#### What you need to do:
Your answer should be a single number: the count of lines containing the string "progift".

#### Records for this task:
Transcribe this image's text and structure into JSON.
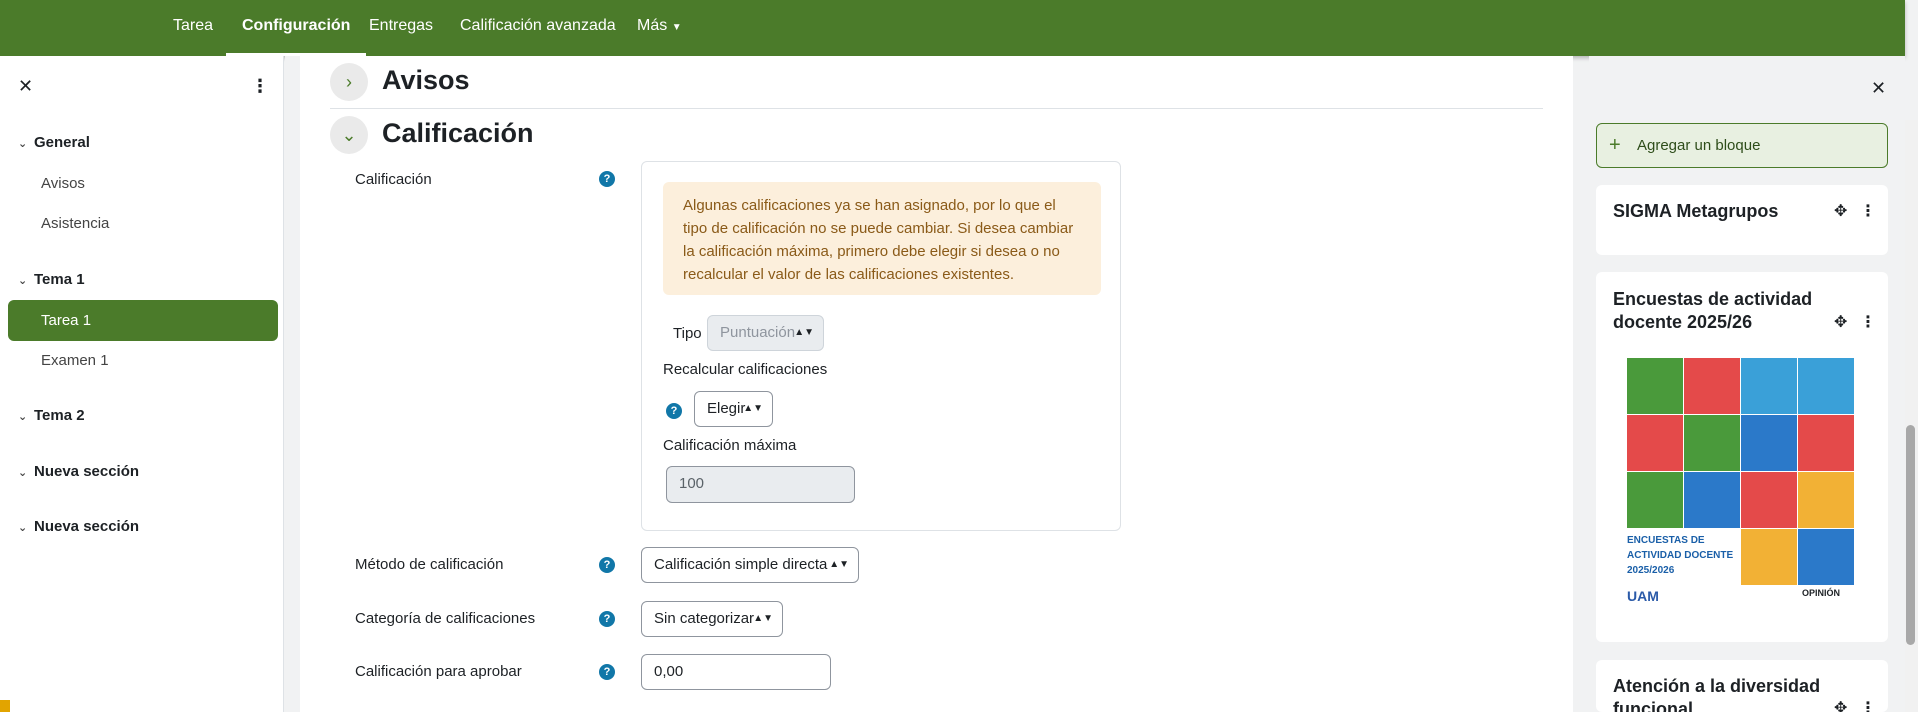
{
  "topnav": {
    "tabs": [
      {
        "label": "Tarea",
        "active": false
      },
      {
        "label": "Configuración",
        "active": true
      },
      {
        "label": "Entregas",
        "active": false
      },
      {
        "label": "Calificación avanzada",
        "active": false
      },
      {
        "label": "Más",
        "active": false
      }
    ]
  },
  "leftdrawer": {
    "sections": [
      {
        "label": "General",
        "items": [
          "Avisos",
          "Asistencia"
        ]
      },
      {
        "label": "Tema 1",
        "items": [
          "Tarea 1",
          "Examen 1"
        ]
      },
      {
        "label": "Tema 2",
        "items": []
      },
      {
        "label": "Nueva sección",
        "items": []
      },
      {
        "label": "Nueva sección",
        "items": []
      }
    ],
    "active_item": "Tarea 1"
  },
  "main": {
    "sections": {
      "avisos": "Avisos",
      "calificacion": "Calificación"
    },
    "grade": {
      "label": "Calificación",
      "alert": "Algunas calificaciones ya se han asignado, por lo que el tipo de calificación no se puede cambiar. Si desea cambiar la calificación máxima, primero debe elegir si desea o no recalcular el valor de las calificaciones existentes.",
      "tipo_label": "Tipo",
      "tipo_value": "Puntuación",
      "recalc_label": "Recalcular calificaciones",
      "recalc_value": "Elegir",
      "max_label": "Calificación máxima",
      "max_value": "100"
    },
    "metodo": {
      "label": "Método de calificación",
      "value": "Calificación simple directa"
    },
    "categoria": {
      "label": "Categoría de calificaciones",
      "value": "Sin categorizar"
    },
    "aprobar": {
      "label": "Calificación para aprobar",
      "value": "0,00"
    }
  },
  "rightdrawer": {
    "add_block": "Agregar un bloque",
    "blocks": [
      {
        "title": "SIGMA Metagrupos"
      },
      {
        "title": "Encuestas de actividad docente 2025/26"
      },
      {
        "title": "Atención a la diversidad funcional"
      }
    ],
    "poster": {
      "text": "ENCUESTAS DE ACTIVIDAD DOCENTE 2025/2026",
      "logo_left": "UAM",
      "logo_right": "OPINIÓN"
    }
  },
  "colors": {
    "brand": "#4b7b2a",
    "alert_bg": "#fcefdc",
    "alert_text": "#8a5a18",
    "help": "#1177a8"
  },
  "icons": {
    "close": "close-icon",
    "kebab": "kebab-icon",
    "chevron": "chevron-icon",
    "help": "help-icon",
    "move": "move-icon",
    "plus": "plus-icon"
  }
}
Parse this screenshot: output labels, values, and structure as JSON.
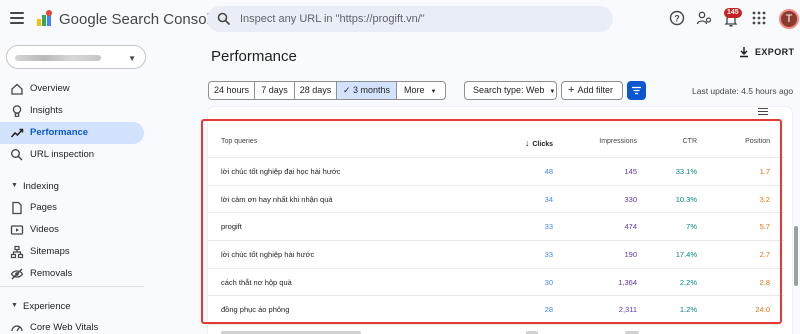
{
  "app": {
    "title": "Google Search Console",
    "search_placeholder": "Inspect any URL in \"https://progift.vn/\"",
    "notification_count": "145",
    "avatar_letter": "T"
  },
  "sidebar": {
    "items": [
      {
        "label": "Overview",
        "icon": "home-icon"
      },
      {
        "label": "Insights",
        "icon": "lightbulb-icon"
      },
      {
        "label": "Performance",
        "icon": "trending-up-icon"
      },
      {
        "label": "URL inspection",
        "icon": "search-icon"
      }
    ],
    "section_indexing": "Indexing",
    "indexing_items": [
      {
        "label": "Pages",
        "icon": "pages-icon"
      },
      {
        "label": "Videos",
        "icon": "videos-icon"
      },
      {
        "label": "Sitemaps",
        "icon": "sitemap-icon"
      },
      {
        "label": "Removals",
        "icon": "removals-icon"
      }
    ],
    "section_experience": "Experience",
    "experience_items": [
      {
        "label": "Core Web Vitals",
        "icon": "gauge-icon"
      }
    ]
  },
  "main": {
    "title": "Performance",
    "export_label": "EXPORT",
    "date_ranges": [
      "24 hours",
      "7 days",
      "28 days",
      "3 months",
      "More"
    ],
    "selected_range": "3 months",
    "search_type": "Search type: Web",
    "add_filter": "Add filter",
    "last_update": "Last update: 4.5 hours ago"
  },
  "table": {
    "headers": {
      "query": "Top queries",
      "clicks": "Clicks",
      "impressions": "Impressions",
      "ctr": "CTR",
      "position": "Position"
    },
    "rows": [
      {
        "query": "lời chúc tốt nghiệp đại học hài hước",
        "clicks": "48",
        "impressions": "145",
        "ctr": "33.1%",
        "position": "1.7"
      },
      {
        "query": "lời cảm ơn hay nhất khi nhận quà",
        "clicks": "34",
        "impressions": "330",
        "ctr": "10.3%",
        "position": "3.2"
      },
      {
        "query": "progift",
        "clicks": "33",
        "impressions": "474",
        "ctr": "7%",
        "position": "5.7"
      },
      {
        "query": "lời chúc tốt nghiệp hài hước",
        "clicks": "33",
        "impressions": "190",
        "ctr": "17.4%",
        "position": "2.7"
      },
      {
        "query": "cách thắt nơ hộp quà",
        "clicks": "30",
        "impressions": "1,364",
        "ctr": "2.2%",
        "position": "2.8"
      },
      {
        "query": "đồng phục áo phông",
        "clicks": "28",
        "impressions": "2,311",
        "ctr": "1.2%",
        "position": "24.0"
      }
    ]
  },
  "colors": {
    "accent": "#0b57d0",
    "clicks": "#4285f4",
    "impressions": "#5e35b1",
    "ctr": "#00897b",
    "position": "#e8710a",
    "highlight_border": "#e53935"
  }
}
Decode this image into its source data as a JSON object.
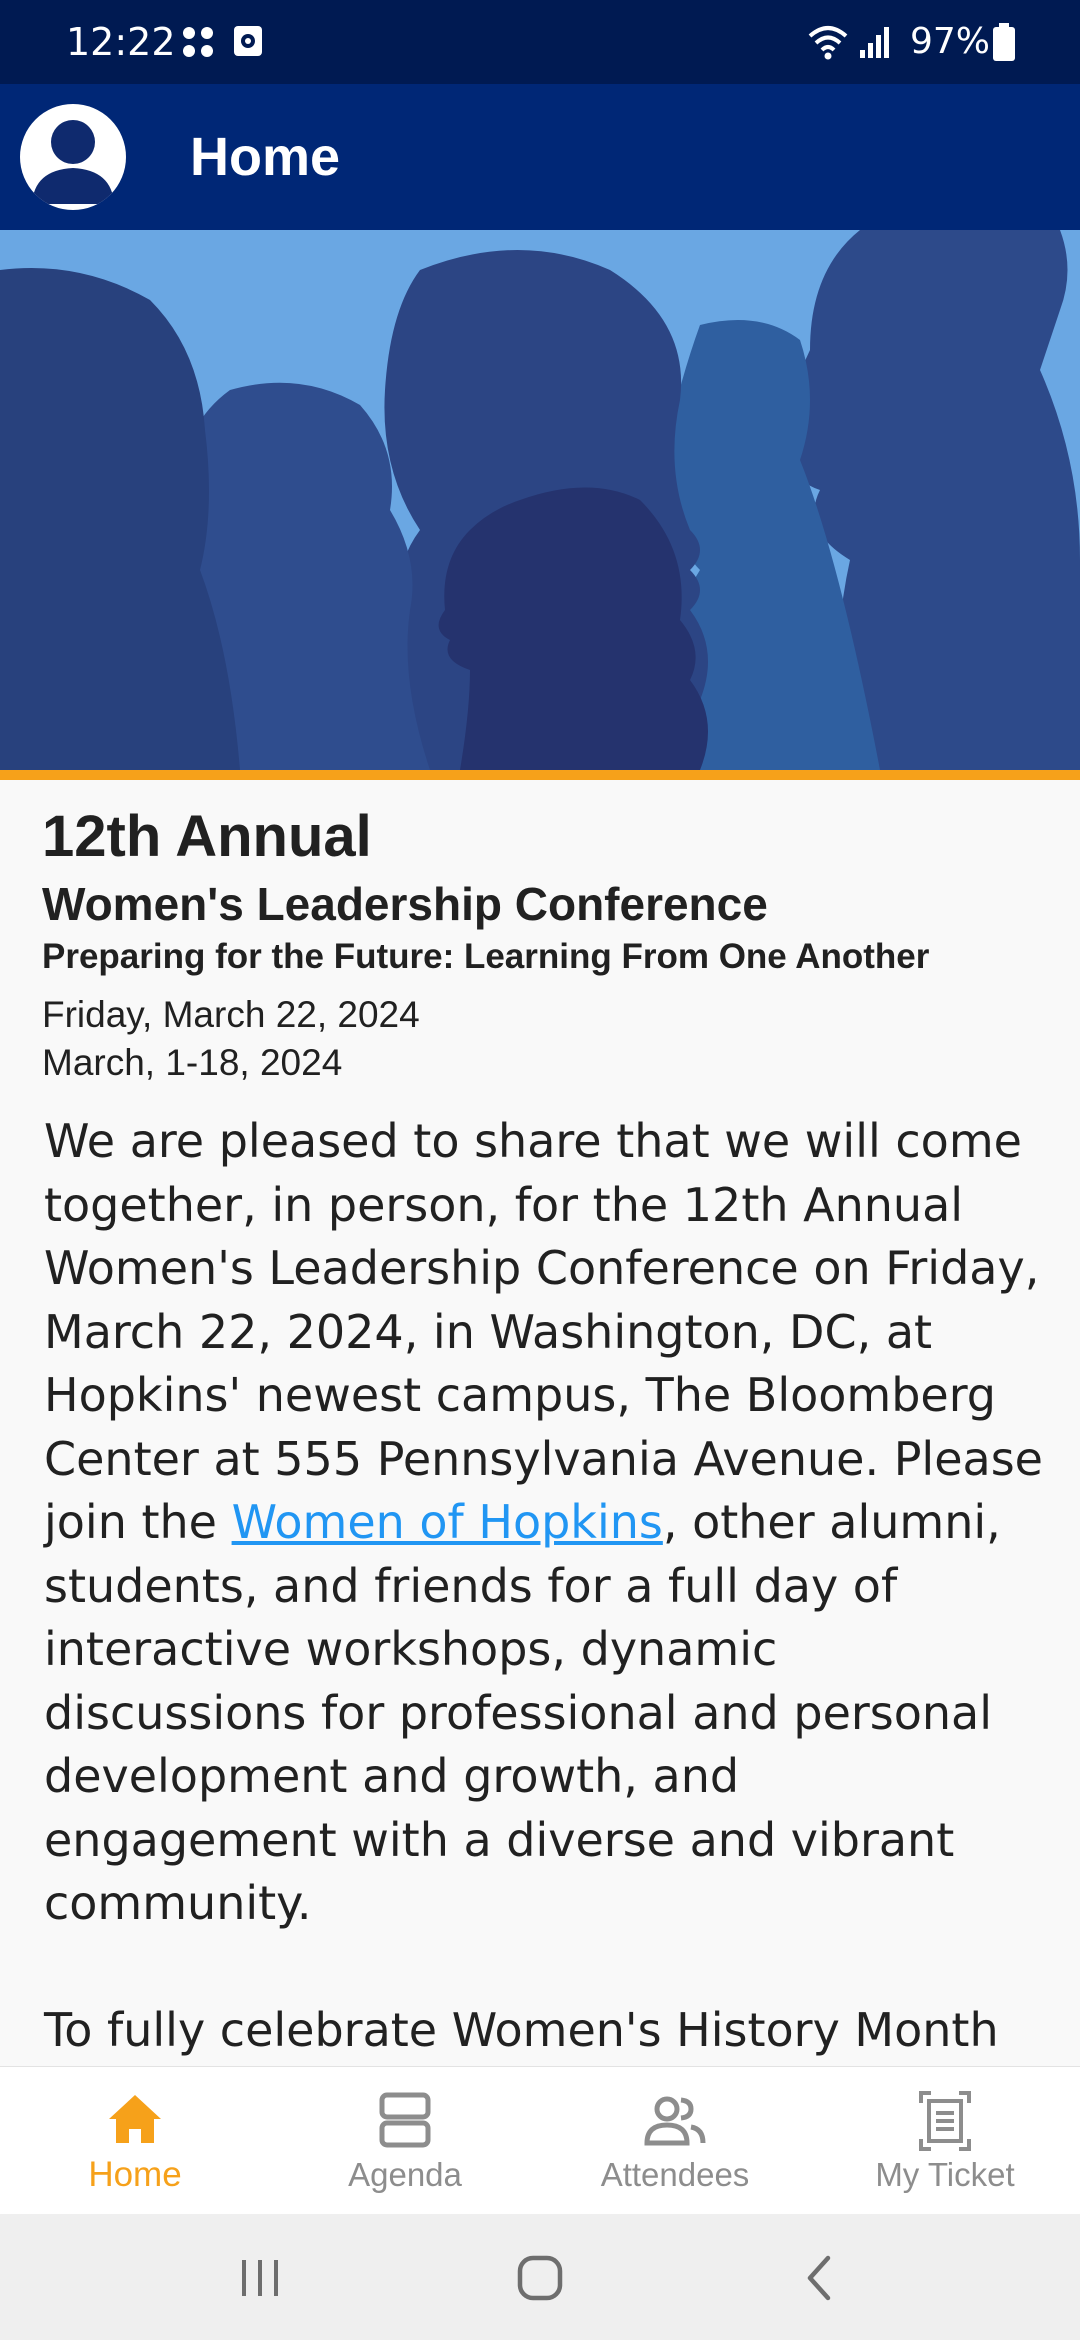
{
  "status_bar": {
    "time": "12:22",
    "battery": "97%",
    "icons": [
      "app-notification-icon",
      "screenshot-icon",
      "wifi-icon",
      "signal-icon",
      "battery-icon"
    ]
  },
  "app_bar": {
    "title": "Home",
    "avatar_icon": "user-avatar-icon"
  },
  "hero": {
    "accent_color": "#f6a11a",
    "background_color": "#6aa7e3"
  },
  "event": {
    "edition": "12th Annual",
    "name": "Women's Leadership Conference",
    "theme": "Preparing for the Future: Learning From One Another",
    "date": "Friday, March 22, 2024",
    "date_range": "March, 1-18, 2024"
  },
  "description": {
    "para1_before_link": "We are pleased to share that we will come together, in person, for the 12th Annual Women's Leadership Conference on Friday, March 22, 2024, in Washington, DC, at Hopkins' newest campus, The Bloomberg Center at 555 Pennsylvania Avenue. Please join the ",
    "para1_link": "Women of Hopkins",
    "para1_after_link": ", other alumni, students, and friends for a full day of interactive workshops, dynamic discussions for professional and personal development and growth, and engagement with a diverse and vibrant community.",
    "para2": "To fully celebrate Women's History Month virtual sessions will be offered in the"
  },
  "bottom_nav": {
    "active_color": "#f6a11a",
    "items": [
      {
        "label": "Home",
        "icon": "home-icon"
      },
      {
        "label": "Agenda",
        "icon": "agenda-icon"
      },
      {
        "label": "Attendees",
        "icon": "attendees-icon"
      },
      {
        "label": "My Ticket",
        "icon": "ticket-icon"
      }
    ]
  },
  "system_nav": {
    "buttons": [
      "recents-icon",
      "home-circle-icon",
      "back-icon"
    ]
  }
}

#### Written response:
2